▶ **Exercise requirements**:
From the entries below, copy every line holding the word "screenshot".

Excerpt from a dataset

+ + + + + + +

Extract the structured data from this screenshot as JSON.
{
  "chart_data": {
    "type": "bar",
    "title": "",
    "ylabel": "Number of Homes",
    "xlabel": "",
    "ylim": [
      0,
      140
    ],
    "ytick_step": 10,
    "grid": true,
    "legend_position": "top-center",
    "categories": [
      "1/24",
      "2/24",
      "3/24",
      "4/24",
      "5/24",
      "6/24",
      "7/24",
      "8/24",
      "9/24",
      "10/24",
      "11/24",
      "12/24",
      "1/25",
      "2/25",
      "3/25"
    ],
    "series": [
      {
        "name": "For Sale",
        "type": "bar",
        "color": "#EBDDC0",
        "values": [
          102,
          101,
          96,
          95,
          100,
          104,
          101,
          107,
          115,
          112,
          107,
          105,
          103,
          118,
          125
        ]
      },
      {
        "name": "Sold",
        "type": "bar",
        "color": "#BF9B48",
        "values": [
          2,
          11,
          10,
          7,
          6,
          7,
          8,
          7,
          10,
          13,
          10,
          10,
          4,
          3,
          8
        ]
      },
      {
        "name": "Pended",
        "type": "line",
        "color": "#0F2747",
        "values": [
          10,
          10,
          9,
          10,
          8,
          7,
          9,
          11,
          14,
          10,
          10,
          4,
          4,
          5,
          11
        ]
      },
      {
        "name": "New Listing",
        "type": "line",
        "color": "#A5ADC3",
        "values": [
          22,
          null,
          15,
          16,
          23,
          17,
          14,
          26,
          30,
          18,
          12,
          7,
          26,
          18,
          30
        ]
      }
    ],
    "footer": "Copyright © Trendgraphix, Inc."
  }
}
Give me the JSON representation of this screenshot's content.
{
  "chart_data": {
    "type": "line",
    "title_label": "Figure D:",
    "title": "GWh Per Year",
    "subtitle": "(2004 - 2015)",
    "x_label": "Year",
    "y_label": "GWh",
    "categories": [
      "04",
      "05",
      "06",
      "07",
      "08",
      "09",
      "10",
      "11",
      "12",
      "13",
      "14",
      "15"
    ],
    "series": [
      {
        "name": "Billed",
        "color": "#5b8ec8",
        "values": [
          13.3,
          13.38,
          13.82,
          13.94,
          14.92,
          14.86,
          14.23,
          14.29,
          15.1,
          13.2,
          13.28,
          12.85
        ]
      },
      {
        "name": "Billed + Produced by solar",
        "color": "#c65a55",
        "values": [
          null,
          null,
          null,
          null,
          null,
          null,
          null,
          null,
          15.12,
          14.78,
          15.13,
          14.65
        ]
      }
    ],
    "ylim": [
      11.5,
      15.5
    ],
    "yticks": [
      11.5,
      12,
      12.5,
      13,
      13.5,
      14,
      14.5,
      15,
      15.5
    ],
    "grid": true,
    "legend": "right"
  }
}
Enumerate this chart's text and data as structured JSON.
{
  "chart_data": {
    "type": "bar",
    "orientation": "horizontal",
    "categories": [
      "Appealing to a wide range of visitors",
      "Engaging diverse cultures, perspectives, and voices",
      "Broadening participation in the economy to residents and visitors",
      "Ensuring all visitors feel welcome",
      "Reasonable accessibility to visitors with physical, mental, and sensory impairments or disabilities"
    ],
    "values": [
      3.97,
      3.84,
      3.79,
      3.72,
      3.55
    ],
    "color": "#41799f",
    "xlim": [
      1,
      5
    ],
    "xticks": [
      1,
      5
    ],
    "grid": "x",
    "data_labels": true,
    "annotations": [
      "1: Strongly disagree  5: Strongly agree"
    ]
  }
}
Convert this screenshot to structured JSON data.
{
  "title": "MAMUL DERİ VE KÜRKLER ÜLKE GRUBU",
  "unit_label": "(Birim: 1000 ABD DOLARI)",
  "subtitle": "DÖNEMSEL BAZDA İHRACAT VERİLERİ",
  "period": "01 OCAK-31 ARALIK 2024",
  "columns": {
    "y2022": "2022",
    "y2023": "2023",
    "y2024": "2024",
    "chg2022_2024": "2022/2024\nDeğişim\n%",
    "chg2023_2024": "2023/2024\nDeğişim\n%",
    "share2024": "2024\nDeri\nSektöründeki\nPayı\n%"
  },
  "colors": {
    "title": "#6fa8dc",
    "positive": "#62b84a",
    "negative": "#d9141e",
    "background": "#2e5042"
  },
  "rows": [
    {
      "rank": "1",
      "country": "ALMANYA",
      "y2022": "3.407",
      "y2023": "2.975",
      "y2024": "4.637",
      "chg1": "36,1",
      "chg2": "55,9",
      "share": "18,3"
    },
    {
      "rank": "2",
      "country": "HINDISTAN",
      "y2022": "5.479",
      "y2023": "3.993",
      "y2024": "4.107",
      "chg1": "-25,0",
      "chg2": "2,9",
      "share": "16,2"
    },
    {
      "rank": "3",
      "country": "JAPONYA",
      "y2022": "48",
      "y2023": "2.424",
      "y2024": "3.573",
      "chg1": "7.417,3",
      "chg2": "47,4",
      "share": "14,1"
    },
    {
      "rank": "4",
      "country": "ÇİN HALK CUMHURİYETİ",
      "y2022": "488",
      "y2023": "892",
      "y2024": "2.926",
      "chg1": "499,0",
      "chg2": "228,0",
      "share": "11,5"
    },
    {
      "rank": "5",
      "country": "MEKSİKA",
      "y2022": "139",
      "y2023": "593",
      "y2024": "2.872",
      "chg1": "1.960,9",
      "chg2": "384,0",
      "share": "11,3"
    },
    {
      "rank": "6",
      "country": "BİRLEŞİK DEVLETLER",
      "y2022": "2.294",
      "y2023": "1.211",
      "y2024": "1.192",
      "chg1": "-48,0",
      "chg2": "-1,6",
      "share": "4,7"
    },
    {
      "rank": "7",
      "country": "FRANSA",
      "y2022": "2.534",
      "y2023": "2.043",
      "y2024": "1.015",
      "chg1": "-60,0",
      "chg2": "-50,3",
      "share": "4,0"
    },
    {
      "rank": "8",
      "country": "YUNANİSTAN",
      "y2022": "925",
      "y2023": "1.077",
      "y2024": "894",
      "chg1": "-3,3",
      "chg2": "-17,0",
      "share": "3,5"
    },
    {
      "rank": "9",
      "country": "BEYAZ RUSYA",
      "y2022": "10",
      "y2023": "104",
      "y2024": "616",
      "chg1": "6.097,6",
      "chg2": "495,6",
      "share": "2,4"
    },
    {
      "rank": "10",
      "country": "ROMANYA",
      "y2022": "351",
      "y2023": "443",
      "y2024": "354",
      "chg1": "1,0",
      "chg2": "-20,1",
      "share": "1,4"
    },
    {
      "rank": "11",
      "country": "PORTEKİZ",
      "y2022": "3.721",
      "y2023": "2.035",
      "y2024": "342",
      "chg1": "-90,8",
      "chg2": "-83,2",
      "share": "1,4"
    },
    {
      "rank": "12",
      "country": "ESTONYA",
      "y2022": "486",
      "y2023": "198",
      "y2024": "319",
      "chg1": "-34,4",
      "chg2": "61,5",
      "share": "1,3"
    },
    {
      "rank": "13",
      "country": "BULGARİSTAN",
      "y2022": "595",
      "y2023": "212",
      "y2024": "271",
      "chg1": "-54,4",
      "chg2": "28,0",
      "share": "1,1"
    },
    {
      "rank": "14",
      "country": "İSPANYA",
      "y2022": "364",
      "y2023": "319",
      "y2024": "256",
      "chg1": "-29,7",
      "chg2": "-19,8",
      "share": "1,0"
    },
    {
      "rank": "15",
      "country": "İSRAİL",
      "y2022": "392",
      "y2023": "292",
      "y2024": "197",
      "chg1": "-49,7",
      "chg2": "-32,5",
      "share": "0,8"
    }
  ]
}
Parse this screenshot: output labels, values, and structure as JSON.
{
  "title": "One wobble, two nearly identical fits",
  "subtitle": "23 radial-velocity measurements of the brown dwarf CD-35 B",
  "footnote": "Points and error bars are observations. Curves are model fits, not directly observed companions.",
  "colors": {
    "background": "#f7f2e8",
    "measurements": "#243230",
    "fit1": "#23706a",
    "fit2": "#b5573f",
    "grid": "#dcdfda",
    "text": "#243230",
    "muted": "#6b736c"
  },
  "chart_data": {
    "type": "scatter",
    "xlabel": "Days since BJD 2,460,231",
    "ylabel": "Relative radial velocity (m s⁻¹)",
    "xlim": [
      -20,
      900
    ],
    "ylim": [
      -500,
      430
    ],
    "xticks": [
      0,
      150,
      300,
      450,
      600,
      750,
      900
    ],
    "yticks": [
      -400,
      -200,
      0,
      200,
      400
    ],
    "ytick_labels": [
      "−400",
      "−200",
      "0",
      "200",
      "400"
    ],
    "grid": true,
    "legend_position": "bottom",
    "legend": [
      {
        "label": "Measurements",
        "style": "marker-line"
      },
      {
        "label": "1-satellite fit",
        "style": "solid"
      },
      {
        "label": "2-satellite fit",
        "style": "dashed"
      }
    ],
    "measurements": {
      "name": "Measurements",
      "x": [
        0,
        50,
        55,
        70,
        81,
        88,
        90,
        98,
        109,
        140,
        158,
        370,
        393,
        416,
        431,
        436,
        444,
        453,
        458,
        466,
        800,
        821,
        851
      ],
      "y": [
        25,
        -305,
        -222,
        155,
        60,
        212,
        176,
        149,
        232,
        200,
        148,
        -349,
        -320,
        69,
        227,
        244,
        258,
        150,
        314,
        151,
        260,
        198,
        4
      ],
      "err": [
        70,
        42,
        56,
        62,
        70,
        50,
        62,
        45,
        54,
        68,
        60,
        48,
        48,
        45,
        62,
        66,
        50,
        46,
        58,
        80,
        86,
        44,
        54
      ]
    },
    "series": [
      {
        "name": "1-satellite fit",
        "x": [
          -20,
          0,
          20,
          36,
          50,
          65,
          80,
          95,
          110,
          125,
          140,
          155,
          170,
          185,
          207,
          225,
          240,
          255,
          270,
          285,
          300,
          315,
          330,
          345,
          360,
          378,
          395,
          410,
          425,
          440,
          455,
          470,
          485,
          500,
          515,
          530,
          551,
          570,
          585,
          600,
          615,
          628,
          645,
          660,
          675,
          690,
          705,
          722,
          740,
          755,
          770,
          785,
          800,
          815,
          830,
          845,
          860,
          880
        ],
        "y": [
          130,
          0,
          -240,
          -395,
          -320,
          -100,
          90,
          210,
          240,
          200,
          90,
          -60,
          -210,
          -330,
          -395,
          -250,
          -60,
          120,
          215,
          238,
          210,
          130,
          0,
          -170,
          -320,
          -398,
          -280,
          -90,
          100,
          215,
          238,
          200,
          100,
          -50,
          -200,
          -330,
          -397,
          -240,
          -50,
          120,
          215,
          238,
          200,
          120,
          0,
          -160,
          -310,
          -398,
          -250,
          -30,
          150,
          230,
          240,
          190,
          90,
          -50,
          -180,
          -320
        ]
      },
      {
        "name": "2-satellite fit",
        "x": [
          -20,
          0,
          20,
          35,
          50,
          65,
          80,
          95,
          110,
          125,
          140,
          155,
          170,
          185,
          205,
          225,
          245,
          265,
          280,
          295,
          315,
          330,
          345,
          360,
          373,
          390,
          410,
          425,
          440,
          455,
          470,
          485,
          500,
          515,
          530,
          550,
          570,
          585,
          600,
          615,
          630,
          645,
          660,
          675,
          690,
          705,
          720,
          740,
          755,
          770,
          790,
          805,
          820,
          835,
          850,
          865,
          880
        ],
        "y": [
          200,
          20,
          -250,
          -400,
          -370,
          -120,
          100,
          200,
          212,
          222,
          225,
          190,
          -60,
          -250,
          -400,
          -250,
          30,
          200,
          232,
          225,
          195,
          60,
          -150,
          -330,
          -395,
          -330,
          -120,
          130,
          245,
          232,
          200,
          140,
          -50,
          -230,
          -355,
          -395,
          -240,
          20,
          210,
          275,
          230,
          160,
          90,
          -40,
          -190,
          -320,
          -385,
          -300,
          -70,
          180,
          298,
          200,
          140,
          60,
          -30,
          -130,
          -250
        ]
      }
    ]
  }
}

+ + + + + + +

▶ **In response**:
Extract the structured data from this screenshot as JSON.
Give me the JSON representation of this screenshot's content.
Convert this screenshot to structured JSON data.
Parse this screenshot: output labels, values, and structure as JSON.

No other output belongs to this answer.